*TEXTE*:
Espace de libertés | Avril 2018

Dossier

La défiance à l’égard de toute forme d’autorité ou de domination, quelle qu’elle soit, singularise 1968. Spécialiste de cette époque et plus spécifiquement des intellectuels, Boris Gobille (1) publie un essai décisif sur la manière dont les écrivants – notamment ceux de l’avant-garde – se sont emparés de Mai 68. L’autorité symbolique n’existe plus d’emblée, même celle des auteurs et des intellectuels.


Mai-Juin 68 contraint les écrivains, les avant-gardes surtout, à prendre position. Innervées par le structuralisme, proclamant la «mort de l’auteur» (notion bourgeoise), les avant-gardes littéraires semblent en phase avec la contestation anti-autoritaire qui anime le mouvement. Or, vous pointez une mise en crise des avant-gardes par la vague sociopolitique de Mai 68. Pouvez-vous déplier l’enjeu?

*DONNÉES*:
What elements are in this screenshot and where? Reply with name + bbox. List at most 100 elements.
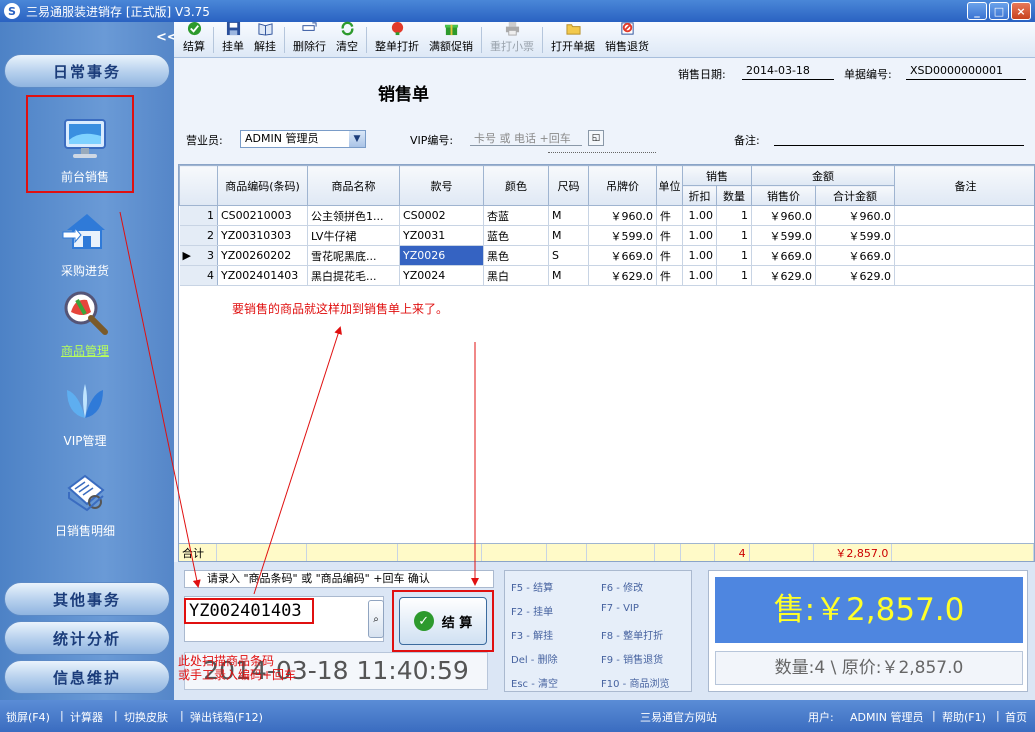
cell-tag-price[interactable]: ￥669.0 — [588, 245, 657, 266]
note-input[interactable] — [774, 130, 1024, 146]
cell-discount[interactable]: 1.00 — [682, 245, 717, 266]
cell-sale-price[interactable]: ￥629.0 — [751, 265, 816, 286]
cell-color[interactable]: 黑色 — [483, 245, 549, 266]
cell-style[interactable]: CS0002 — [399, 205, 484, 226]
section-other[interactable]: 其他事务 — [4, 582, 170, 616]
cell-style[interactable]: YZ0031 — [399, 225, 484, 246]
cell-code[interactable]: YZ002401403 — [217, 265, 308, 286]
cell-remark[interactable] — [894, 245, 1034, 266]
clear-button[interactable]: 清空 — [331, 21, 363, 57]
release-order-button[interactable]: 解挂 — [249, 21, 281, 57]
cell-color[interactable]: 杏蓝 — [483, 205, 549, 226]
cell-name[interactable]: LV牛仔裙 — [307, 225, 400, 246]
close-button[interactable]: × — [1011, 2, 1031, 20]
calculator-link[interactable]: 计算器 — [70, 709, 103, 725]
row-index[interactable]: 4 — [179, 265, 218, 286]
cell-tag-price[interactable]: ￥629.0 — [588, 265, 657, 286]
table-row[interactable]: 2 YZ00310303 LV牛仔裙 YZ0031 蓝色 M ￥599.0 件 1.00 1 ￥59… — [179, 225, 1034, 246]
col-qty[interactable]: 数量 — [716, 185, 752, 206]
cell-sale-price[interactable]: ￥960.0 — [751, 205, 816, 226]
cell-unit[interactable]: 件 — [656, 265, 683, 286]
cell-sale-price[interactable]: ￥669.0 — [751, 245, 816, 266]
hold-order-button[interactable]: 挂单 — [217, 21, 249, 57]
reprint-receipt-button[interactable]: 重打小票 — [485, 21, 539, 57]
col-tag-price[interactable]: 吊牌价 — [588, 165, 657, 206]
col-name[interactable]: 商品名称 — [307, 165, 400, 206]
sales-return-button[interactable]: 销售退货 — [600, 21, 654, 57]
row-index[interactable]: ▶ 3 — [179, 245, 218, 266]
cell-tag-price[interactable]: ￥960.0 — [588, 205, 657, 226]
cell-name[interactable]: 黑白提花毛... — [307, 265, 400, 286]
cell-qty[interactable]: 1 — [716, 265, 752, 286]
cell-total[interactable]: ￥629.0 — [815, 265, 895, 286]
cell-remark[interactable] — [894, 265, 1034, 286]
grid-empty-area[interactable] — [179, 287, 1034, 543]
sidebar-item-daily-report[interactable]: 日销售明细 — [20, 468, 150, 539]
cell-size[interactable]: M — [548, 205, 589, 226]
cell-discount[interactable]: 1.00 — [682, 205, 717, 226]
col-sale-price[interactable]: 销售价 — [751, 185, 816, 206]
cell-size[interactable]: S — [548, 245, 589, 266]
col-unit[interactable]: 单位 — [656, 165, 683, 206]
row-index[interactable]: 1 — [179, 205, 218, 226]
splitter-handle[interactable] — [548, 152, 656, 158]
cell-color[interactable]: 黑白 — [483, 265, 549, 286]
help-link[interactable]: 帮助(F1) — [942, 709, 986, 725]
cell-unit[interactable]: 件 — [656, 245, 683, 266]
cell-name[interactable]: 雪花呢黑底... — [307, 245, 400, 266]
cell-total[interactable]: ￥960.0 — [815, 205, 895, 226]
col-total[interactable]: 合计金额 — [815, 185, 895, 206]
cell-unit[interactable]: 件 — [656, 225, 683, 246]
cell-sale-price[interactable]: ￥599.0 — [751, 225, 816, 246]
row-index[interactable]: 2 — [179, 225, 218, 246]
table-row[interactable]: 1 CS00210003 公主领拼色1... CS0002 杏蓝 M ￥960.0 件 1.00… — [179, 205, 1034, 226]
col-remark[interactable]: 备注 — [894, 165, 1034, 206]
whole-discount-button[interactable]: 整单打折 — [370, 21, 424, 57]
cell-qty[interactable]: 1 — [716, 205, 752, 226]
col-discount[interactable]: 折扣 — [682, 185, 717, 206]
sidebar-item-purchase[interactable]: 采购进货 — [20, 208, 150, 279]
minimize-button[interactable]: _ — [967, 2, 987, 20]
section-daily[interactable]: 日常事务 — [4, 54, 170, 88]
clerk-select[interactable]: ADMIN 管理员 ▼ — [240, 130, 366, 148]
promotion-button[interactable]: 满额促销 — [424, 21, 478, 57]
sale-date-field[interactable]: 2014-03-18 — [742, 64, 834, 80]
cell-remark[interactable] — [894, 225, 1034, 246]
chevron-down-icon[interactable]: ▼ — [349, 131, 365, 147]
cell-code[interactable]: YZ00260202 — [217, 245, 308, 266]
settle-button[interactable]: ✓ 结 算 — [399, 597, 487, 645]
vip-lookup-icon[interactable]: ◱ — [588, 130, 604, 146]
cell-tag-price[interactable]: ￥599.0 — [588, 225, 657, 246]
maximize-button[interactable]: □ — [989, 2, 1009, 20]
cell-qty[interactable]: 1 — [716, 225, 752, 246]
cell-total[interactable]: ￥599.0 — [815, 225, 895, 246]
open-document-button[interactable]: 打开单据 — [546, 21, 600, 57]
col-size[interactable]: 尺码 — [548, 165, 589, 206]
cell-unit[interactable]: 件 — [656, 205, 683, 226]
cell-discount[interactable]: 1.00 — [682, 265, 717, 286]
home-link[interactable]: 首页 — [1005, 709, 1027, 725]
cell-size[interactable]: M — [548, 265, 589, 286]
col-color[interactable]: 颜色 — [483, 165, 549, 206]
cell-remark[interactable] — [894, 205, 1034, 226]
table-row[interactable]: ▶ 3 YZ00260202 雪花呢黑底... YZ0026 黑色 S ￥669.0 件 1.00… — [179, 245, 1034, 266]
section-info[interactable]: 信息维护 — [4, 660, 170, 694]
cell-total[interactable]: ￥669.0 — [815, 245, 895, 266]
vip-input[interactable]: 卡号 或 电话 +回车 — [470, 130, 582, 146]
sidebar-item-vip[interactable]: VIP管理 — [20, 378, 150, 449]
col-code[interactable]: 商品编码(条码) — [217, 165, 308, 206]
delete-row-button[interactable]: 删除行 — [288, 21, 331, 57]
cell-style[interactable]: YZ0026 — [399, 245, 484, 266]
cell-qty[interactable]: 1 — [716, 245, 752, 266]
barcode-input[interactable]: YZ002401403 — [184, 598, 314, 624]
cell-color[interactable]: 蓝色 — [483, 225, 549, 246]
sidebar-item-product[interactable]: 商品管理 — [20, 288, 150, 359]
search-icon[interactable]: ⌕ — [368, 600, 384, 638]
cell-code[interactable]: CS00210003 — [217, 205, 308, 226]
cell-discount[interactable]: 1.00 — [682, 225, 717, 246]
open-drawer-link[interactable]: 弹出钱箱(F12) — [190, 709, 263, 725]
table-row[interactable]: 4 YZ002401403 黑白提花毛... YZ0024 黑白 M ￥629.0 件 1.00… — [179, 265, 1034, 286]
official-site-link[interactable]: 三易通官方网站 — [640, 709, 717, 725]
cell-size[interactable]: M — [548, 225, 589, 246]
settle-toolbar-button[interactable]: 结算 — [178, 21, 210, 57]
* * *
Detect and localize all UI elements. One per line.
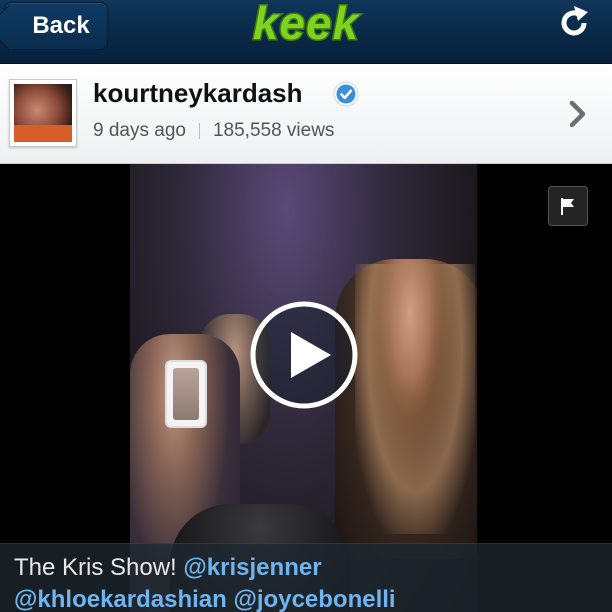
...
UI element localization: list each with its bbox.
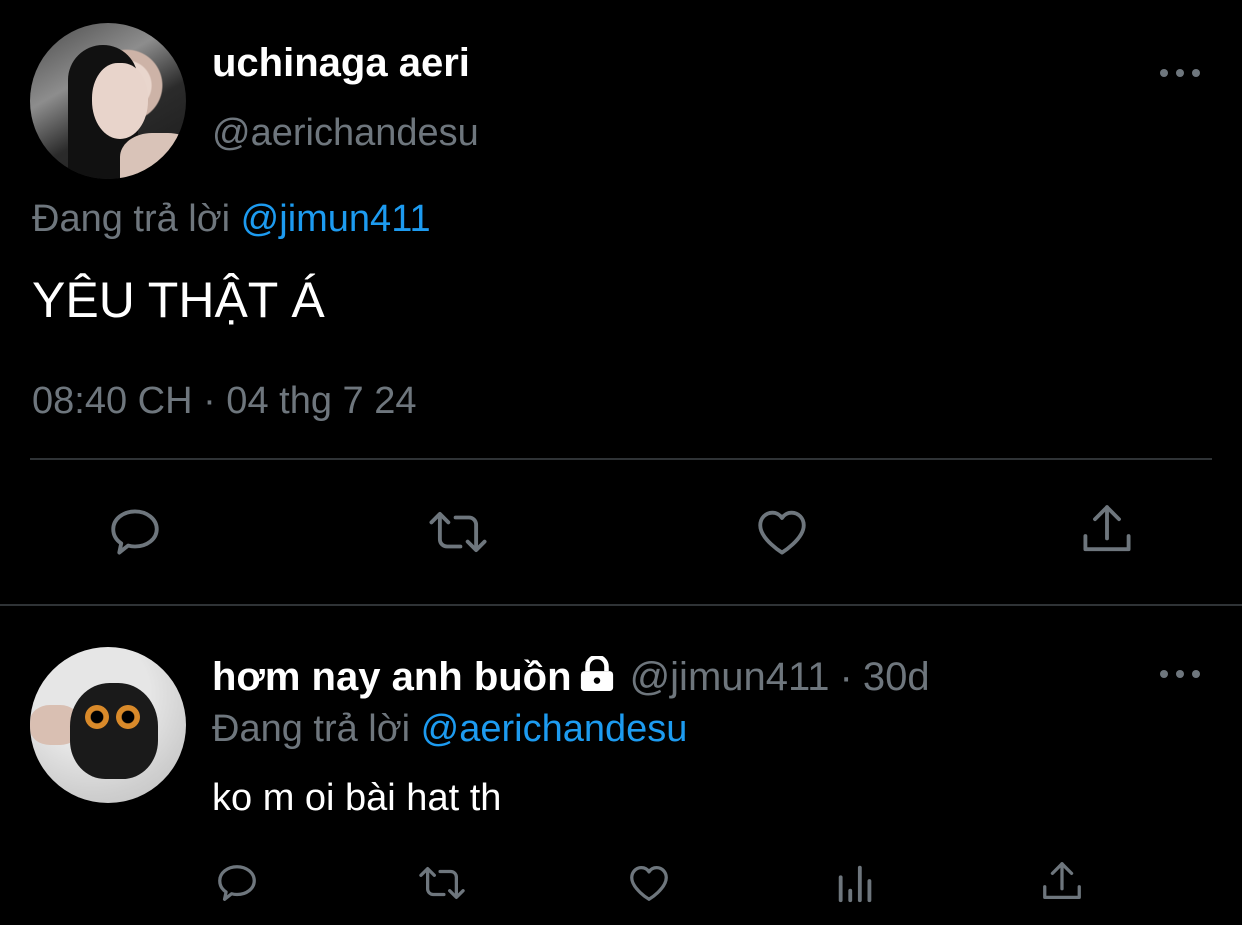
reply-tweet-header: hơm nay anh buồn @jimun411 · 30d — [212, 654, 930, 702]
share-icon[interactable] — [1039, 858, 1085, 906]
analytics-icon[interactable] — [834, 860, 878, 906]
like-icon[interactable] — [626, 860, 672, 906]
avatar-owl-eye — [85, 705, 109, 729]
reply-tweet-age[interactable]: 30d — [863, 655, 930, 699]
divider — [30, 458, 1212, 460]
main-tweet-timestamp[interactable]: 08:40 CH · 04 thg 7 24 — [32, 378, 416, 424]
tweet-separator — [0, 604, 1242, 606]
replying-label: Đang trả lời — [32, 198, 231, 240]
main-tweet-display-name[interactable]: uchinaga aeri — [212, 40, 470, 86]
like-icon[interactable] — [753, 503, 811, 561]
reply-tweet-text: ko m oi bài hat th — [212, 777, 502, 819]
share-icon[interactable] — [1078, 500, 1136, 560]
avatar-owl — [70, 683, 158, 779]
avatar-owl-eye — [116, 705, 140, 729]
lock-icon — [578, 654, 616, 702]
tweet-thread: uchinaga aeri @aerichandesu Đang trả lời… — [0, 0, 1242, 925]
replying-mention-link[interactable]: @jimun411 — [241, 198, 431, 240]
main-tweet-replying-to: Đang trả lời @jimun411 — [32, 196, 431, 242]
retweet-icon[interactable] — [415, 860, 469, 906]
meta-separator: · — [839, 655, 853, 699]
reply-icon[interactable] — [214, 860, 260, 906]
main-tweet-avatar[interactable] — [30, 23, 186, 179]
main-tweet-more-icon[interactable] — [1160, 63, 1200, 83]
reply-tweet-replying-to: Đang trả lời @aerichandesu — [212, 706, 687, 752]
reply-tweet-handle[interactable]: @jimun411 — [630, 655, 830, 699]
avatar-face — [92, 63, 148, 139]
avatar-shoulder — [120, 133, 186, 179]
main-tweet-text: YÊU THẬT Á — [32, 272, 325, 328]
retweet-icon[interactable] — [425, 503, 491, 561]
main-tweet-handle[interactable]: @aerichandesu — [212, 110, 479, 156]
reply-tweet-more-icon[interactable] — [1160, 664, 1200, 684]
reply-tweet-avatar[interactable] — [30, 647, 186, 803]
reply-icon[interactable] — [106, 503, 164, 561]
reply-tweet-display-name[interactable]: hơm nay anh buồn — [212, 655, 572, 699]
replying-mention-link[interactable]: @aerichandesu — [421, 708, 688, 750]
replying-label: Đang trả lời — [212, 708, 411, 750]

*CONSIGNE*:
Recopiez le texte depuis «La défiance à» jusqu’à «Pouvez-vous déplier l’enjeu?» inclus, en remplaçant partout «écrivains» par «auteurs».

*RÉPONSE*:
La défiance à l’égard de toute forme d’autorité ou de domination, quelle qu’elle soit, singularise 1968. Spécialiste de cette époque et plus spécifiquement des intellectuels, Boris Gobille (1) publie un essai décisif sur la manière dont les écrivants – notamment ceux de l’avant-garde – se sont emparés de Mai 68. L’autorité symbolique n’existe plus d’emblée, même celle des auteurs et des intellectuels.


Mai-Juin 68 contraint les auteurs, les avant-gardes surtout, à prendre position. Innervées par le structuralisme, proclamant la «mort de l’auteur» (notion bourgeoise), les avant-gardes littéraires semblent en phase avec la contestation anti-autoritaire qui anime le mouvement. Or, vous pointez une mise en crise des avant-gardes par la vague sociopolitique de Mai 68. Pouvez-vous déplier l’enjeu?